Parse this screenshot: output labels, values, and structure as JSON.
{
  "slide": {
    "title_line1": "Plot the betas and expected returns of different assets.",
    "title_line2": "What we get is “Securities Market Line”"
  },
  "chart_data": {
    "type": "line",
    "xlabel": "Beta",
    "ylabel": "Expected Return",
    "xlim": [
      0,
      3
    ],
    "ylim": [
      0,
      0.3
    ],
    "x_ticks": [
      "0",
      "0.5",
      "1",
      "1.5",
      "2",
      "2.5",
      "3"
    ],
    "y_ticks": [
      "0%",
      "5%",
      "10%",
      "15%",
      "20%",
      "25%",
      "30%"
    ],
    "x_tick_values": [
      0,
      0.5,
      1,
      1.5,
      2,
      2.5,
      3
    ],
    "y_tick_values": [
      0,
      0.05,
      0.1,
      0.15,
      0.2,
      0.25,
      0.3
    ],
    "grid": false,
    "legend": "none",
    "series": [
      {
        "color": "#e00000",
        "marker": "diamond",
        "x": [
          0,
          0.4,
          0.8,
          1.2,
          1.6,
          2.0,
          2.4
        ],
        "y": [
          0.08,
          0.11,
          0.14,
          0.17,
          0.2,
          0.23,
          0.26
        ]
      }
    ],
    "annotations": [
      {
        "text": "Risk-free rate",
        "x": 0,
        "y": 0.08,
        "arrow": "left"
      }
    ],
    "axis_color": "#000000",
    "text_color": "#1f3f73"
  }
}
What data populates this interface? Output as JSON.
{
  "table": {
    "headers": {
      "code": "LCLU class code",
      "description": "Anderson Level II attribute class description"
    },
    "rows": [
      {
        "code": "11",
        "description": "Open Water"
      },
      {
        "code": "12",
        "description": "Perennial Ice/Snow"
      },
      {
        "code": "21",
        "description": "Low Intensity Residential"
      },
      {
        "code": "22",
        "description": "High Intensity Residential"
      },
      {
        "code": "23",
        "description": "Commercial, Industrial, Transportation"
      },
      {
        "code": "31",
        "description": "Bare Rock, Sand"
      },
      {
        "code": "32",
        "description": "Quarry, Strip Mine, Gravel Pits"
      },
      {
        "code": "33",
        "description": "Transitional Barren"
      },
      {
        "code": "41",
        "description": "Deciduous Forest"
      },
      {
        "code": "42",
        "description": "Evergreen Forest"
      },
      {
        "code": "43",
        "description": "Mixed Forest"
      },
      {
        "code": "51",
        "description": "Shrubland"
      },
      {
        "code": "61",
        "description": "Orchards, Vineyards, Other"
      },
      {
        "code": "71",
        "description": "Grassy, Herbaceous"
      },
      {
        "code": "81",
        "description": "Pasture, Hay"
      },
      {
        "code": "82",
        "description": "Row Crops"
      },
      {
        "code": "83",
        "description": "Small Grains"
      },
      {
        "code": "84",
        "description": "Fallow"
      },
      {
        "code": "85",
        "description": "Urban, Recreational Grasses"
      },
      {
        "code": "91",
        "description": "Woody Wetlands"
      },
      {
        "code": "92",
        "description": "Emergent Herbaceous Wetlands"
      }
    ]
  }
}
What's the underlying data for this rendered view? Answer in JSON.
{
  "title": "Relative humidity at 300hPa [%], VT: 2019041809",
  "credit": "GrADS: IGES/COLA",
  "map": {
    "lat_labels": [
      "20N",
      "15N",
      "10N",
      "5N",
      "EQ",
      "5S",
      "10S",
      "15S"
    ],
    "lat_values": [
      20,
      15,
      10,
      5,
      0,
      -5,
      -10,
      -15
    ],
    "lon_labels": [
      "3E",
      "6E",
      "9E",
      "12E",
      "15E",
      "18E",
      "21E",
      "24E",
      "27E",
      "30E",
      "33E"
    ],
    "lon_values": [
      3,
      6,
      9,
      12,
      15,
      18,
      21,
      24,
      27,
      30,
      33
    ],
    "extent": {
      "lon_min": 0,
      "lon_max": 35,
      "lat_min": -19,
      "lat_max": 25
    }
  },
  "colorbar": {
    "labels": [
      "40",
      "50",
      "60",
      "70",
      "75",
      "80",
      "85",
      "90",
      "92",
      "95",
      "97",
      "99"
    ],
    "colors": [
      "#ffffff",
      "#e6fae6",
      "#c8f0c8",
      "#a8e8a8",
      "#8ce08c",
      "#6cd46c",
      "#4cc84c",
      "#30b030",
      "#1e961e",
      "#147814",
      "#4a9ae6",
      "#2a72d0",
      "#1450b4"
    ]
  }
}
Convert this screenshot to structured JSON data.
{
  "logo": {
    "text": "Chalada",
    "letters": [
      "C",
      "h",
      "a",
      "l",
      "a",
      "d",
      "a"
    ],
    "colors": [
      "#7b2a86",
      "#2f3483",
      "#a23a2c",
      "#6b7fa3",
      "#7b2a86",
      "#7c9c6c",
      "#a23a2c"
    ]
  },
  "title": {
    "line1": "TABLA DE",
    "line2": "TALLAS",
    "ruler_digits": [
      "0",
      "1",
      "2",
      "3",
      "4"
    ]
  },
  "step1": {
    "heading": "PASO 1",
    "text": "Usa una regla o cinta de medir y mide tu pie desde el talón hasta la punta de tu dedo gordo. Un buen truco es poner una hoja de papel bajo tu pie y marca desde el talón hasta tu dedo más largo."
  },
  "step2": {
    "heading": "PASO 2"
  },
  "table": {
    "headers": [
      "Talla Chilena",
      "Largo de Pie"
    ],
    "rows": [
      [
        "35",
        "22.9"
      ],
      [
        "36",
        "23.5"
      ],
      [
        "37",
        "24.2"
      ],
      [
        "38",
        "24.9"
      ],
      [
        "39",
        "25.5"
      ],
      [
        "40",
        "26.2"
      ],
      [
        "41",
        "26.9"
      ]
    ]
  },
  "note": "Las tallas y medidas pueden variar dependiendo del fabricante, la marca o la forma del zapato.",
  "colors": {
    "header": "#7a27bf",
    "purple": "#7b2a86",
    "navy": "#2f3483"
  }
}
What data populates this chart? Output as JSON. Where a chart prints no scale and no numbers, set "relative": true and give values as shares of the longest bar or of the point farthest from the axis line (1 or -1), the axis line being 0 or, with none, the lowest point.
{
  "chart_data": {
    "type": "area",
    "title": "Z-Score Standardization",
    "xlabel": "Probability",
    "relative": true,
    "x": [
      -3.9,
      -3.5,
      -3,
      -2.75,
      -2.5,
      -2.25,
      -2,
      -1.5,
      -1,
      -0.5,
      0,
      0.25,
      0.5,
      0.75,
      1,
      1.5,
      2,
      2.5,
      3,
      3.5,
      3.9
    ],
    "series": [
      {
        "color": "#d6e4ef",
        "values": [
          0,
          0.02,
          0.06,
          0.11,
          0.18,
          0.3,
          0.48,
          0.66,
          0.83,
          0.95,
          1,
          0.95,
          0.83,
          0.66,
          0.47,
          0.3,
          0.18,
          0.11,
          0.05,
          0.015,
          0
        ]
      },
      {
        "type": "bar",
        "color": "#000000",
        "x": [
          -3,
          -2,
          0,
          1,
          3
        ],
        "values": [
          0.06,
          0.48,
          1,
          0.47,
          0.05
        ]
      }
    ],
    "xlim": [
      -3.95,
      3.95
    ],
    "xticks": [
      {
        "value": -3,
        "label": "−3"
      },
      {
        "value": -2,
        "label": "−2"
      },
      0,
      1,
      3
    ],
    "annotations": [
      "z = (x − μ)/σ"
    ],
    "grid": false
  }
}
= = = = = = =
SET TASK
Please repeat the listing above in full and exactly.

THE COMPLETED TASK
Parse this screenshot: output labels, values, and structure as JSON.
{
  "slide": {
    "title_line1": "Plot the betas and expected returns of different assets.",
    "title_line2": "What we get is “Securities Market Line”"
  },
  "chart_data": {
    "type": "line",
    "xlabel": "Beta",
    "ylabel": "Expected Return",
    "xlim": [
      0,
      3
    ],
    "ylim": [
      0,
      0.3
    ],
    "x_ticks": [
      "0",
      "0.5",
      "1",
      "1.5",
      "2",
      "2.5",
      "3"
    ],
    "y_ticks": [
      "0%",
      "5%",
      "10%",
      "15%",
      "20%",
      "25%",
      "30%"
    ],
    "x_tick_values": [
      0,
      0.5,
      1,
      1.5,
      2,
      2.5,
      3
    ],
    "y_tick_values": [
      0,
      0.05,
      0.1,
      0.15,
      0.2,
      0.25,
      0.3
    ],
    "grid": false,
    "legend": "none",
    "series": [
      {
        "color": "#e00000",
        "marker": "diamond",
        "x": [
          0,
          0.4,
          0.8,
          1.2,
          1.6,
          2.0,
          2.4
        ],
        "y": [
          0.08,
          0.11,
          0.14,
          0.17,
          0.2,
          0.23,
          0.26
        ]
      }
    ],
    "annotations": [
      {
        "text": "Risk-free rate",
        "x": 0,
        "y": 0.08,
        "arrow": "left"
      }
    ],
    "axis_color": "#000000",
    "text_color": "#1f3f73"
  }
}
What data populates this interface? Output as JSON.
{
  "table": {
    "headers": {
      "code": "LCLU class code",
      "description": "Anderson Level II attribute class description"
    },
    "rows": [
      {
        "code": "11",
        "description": "Open Water"
      },
      {
        "code": "12",
        "description": "Perennial Ice/Snow"
      },
      {
        "code": "21",
        "description": "Low Intensity Residential"
      },
      {
        "code": "22",
        "description": "High Intensity Residential"
      },
      {
        "code": "23",
        "description": "Commercial, Industrial, Transportation"
      },
      {
        "code": "31",
        "description": "Bare Rock, Sand"
      },
      {
        "code": "32",
        "description": "Quarry, Strip Mine, Gravel Pits"
      },
      {
        "code": "33",
        "description": "Transitional Barren"
      },
      {
        "code": "41",
        "description": "Deciduous Forest"
      },
      {
        "code": "42",
        "description": "Evergreen Forest"
      },
      {
        "code": "43",
        "description": "Mixed Forest"
      },
      {
        "code": "51",
        "description": "Shrubland"
      },
      {
        "code": "61",
        "description": "Orchards, Vineyards, Other"
      },
      {
        "code": "71",
        "description": "Grassy, Herbaceous"
      },
      {
        "code": "81",
        "description": "Pasture, Hay"
      },
      {
        "code": "82",
        "description": "Row Crops"
      },
      {
        "code": "83",
        "description": "Small Grains"
      },
      {
        "code": "84",
        "description": "Fallow"
      },
      {
        "code": "85",
        "description": "Urban, Recreational Grasses"
      },
      {
        "code": "91",
        "description": "Woody Wetlands"
      },
      {
        "code": "92",
        "description": "Emergent Herbaceous Wetlands"
      }
    ]
  }
}
What's the underlying data for this rendered view? Answer in JSON.
{
  "title": "Relative humidity at 300hPa [%], VT: 2019041809",
  "credit": "GrADS: IGES/COLA",
  "map": {
    "lat_labels": [
      "20N",
      "15N",
      "10N",
      "5N",
      "EQ",
      "5S",
      "10S",
      "15S"
    ],
    "lat_values": [
      20,
      15,
      10,
      5,
      0,
      -5,
      -10,
      -15
    ],
    "lon_labels": [
      "3E",
      "6E",
      "9E",
      "12E",
      "15E",
      "18E",
      "21E",
      "24E",
      "27E",
      "30E",
      "33E"
    ],
    "lon_values": [
      3,
      6,
      9,
      12,
      15,
      18,
      21,
      24,
      27,
      30,
      33
    ],
    "extent": {
      "lon_min": 0,
      "lon_max": 35,
      "lat_min": -19,
      "lat_max": 25
    }
  },
  "colorbar": {
    "labels": [
      "40",
      "50",
      "60",
      "70",
      "75",
      "80",
      "85",
      "90",
      "92",
      "95",
      "97",
      "99"
    ],
    "colors": [
      "#ffffff",
      "#e6fae6",
      "#c8f0c8",
      "#a8e8a8",
      "#8ce08c",
      "#6cd46c",
      "#4cc84c",
      "#30b030",
      "#1e961e",
      "#147814",
      "#4a9ae6",
      "#2a72d0",
      "#1450b4"
    ]
  }
}
Convert this screenshot to structured JSON data.
{
  "logo": {
    "text": "Chalada",
    "letters": [
      "C",
      "h",
      "a",
      "l",
      "a",
      "d",
      "a"
    ],
    "colors": [
      "#7b2a86",
      "#2f3483",
      "#a23a2c",
      "#6b7fa3",
      "#7b2a86",
      "#7c9c6c",
      "#a23a2c"
    ]
  },
  "title": {
    "line1": "TABLA DE",
    "line2": "TALLAS",
    "ruler_digits": [
      "0",
      "1",
      "2",
      "3",
      "4"
    ]
  },
  "step1": {
    "heading": "PASO 1",
    "text": "Usa una regla o cinta de medir y mide tu pie desde el talón hasta la punta de tu dedo gordo. Un buen truco es poner una hoja de papel bajo tu pie y marca desde el talón hasta tu dedo más largo."
  },
  "step2": {
    "heading": "PASO 2"
  },
  "table": {
    "headers": [
      "Talla Chilena",
      "Largo de Pie"
    ],
    "rows": [
      [
        "35",
        "22.9"
      ],
      [
        "36",
        "23.5"
      ],
      [
        "37",
        "24.2"
      ],
      [
        "38",
        "24.9"
      ],
      [
        "39",
        "25.5"
      ],
      [
        "40",
        "26.2"
      ],
      [
        "41",
        "26.9"
      ]
    ]
  },
  "note": "Las tallas y medidas pueden variar dependiendo del fabricante, la marca o la forma del zapato.",
  "colors": {
    "header": "#7a27bf",
    "purple": "#7b2a86",
    "navy": "#2f3483"
  }
}
What data populates this chart? Output as JSON. Where a chart prints no scale and no numbers, set "relative": true and give values as shares of the longest bar or of the point farthest from the axis line (1 or -1), the axis line being 0 or, with none, the lowest point.
{
  "chart_data": {
    "type": "area",
    "title": "Z-Score Standardization",
    "xlabel": "Probability",
    "relative": true,
    "x": [
      -3.9,
      -3.5,
      -3,
      -2.75,
      -2.5,
      -2.25,
      -2,
      -1.5,
      -1,
      -0.5,
      0,
      0.25,
      0.5,
      0.75,
      1,
      1.5,
      2,
      2.5,
      3,
      3.5,
      3.9
    ],
    "series": [
      {
        "color": "#d6e4ef",
        "values": [
          0,
          0.02,
          0.06,
          0.11,
          0.18,
          0.3,
          0.48,
          0.66,
          0.83,
          0.95,
          1,
          0.95,
          0.83,
          0.66,
          0.47,
          0.3,
          0.18,
          0.11,
          0.05,
          0.015,
          0
        ]
      },
      {
        "type": "bar",
        "color": "#000000",
        "x": [
          -3,
          -2,
          0,
          1,
          3
        ],
        "values": [
          0.06,
          0.48,
          1,
          0.47,
          0.05
        ]
      }
    ],
    "xlim": [
      -3.95,
      3.95
    ],
    "xticks": [
      {
        "value": -3,
        "label": "−3"
      },
      {
        "value": -2,
        "label": "−2"
      },
      0,
      1,
      3
    ],
    "annotations": [
      "z = (x − μ)/σ"
    ],
    "grid": false
  }
}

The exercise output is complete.